• _Work to complete_:
How many of the lines that follow contain the word "What"? Give only the number.

□ □ □

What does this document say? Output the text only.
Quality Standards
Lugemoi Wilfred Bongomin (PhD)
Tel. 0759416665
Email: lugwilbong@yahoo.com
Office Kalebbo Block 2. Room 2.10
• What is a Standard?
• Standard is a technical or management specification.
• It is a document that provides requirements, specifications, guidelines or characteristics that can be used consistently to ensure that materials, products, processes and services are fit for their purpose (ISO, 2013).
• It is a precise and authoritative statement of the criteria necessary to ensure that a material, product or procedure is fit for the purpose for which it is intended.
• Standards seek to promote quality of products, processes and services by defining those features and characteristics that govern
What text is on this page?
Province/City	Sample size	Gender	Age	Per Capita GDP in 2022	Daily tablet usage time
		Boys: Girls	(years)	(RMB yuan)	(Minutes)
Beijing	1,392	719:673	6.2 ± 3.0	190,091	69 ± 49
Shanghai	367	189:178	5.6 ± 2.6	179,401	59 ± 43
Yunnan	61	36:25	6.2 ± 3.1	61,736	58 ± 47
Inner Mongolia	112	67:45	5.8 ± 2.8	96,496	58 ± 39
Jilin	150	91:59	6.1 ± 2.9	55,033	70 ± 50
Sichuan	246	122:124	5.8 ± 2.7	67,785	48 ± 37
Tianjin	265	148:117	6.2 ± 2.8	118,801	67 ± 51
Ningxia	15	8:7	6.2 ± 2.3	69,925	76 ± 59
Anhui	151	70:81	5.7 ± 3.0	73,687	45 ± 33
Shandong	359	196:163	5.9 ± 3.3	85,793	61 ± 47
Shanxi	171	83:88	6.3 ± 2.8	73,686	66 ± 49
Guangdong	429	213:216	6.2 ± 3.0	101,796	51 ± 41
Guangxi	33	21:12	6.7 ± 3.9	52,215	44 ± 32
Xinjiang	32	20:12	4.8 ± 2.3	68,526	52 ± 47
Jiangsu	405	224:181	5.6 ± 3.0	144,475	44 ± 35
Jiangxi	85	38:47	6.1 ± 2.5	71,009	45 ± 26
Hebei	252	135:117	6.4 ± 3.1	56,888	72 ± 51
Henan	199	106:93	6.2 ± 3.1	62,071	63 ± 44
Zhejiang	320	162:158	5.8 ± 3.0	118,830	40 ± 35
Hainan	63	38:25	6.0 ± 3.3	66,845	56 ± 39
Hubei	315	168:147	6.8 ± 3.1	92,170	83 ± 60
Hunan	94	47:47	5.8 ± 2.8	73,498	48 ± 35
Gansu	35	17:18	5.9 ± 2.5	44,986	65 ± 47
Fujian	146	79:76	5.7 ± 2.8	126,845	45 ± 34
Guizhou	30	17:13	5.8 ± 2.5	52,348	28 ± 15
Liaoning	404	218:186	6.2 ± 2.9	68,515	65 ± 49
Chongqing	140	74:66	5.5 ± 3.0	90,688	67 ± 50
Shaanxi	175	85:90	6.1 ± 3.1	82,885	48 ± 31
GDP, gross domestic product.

□ □ □

• _Solution for this task_:
3